[Rows from a dataset]
══════

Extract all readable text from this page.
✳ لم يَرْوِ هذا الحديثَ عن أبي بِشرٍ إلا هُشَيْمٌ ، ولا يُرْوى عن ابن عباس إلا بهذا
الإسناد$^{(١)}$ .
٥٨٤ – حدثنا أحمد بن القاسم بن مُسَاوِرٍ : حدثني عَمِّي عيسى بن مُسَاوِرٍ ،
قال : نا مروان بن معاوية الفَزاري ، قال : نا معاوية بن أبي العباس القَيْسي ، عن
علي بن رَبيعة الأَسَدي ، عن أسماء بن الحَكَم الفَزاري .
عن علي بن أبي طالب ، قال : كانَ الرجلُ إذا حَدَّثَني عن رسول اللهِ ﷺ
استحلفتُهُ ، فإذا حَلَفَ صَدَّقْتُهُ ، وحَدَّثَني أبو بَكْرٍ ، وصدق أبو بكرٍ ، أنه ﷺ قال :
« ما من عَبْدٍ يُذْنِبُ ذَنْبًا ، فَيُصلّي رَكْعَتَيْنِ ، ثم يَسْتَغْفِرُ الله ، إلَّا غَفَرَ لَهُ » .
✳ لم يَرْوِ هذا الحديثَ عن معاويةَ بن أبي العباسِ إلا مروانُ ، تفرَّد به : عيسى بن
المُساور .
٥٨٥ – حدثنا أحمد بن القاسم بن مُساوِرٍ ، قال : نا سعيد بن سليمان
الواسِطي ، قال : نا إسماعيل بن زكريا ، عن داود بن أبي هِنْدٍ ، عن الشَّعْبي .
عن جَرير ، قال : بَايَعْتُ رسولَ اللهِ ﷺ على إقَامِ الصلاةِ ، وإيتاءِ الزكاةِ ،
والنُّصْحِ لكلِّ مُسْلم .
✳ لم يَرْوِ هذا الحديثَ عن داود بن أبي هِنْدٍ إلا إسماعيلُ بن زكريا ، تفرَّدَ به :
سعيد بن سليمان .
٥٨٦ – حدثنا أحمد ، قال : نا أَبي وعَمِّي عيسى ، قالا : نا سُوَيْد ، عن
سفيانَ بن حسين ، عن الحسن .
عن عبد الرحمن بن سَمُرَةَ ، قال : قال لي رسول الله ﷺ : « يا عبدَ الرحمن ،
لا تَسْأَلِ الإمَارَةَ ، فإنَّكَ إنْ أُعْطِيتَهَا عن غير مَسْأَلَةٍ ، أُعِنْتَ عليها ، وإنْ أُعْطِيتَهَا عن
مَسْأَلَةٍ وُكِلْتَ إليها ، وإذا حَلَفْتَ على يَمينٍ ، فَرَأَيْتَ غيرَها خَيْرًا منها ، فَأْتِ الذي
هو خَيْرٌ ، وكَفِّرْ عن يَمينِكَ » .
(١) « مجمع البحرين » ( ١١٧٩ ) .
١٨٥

══════

■ **Exercise directions**
Please set down the whole listing above without altering a single line.

■ **Answer to the task**
Extract all readable text from this page.
✳ لم يَرْوِ هذا الحديثَ عن أبي بِشرٍ إلا هُشَيْمٌ ، ولا يُرْوى عن ابن عباس إلا بهذا
الإسناد$^{(١)}$ .
٥٨٤ – حدثنا أحمد بن القاسم بن مُسَاوِرٍ : حدثني عَمِّي عيسى بن مُسَاوِرٍ ،
قال : نا مروان بن معاوية الفَزاري ، قال : نا معاوية بن أبي العباس القَيْسي ، عن
علي بن رَبيعة الأَسَدي ، عن أسماء بن الحَكَم الفَزاري .
عن علي بن أبي طالب ، قال : كانَ الرجلُ إذا حَدَّثَني عن رسول اللهِ ﷺ
استحلفتُهُ ، فإذا حَلَفَ صَدَّقْتُهُ ، وحَدَّثَني أبو بَكْرٍ ، وصدق أبو بكرٍ ، أنه ﷺ قال :
« ما من عَبْدٍ يُذْنِبُ ذَنْبًا ، فَيُصلّي رَكْعَتَيْنِ ، ثم يَسْتَغْفِرُ الله ، إلَّا غَفَرَ لَهُ » .
✳ لم يَرْوِ هذا الحديثَ عن معاويةَ بن أبي العباسِ إلا مروانُ ، تفرَّد به : عيسى بن
المُساور .
٥٨٥ – حدثنا أحمد بن القاسم بن مُساوِرٍ ، قال : نا سعيد بن سليمان
الواسِطي ، قال : نا إسماعيل بن زكريا ، عن داود بن أبي هِنْدٍ ، عن الشَّعْبي .
عن جَرير ، قال : بَايَعْتُ رسولَ اللهِ ﷺ على إقَامِ الصلاةِ ، وإيتاءِ الزكاةِ ،
والنُّصْحِ لكلِّ مُسْلم .
✳ لم يَرْوِ هذا الحديثَ عن داود بن أبي هِنْدٍ إلا إسماعيلُ بن زكريا ، تفرَّدَ به :
سعيد بن سليمان .
٥٨٦ – حدثنا أحمد ، قال : نا أَبي وعَمِّي عيسى ، قالا : نا سُوَيْد ، عن
سفيانَ بن حسين ، عن الحسن .
عن عبد الرحمن بن سَمُرَةَ ، قال : قال لي رسول الله ﷺ : « يا عبدَ الرحمن ،
لا تَسْأَلِ الإمَارَةَ ، فإنَّكَ إنْ أُعْطِيتَهَا عن غير مَسْأَلَةٍ ، أُعِنْتَ عليها ، وإنْ أُعْطِيتَهَا عن
مَسْأَلَةٍ وُكِلْتَ إليها ، وإذا حَلَفْتَ على يَمينٍ ، فَرَأَيْتَ غيرَها خَيْرًا منها ، فَأْتِ الذي
هو خَيْرٌ ، وكَفِّرْ عن يَمينِكَ » .
(١) « مجمع البحرين » ( ١١٧٩ ) .
١٨٥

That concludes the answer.